◆ Direction
In the material below, find each line holding the string "JSON" and copy it.

◆ Records for this task
────────────────────────────────────────
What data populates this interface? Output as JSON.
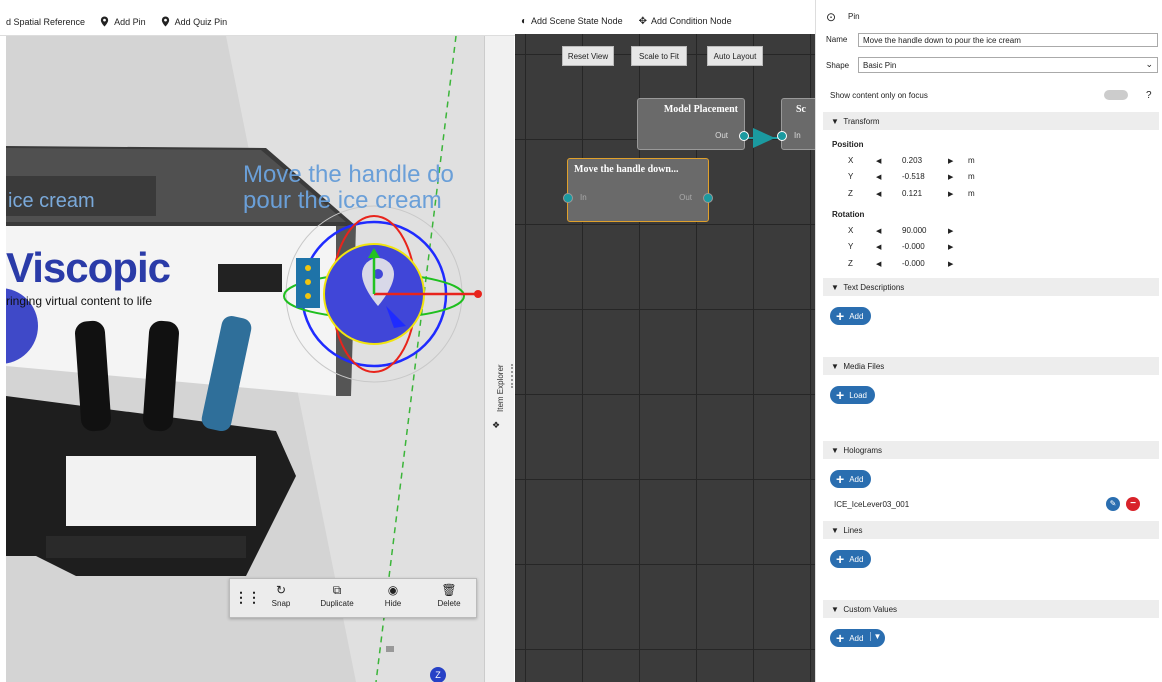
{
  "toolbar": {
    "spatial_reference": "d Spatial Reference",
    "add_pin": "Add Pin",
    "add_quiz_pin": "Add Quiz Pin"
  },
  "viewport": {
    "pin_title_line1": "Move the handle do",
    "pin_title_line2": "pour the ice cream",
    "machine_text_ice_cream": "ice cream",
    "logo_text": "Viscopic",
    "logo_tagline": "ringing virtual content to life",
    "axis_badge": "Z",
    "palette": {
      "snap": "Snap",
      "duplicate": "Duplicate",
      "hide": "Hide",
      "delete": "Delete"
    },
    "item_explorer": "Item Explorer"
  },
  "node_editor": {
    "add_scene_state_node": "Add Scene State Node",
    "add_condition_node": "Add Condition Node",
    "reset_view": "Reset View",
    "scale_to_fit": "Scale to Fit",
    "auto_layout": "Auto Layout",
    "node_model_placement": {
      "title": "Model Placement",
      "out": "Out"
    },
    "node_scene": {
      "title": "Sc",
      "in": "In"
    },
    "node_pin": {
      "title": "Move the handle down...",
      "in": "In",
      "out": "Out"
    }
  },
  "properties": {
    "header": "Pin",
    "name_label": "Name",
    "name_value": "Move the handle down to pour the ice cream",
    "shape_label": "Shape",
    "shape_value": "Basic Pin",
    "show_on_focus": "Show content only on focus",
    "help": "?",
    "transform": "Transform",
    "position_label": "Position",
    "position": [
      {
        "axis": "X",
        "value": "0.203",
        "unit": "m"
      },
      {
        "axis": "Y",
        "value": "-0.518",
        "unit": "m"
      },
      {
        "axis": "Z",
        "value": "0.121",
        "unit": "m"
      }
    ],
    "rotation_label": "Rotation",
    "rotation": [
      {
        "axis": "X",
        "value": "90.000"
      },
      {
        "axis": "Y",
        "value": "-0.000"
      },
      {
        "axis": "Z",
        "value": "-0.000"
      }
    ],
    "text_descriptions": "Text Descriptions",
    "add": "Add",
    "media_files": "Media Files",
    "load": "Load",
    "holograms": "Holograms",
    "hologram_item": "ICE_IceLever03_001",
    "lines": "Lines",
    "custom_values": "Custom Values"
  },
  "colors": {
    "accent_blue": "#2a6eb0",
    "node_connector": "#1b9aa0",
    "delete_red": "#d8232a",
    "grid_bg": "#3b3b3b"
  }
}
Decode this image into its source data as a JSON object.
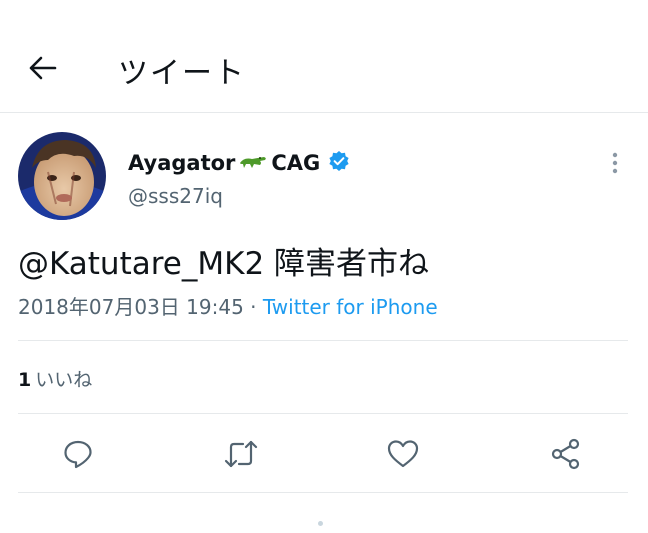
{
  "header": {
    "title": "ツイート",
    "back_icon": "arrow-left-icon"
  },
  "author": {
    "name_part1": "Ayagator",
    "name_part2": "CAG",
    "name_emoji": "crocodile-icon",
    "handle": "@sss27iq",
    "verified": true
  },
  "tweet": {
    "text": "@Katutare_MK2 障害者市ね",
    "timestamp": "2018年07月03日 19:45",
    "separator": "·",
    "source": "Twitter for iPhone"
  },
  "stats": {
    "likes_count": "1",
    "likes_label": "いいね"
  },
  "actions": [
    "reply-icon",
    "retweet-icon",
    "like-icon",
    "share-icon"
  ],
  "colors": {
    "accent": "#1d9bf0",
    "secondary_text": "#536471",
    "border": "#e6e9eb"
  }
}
────────────────────────────────────────
◆ Output below
What data populates this interface? Output as JSON.
Decode this image into its source data as a JSON object.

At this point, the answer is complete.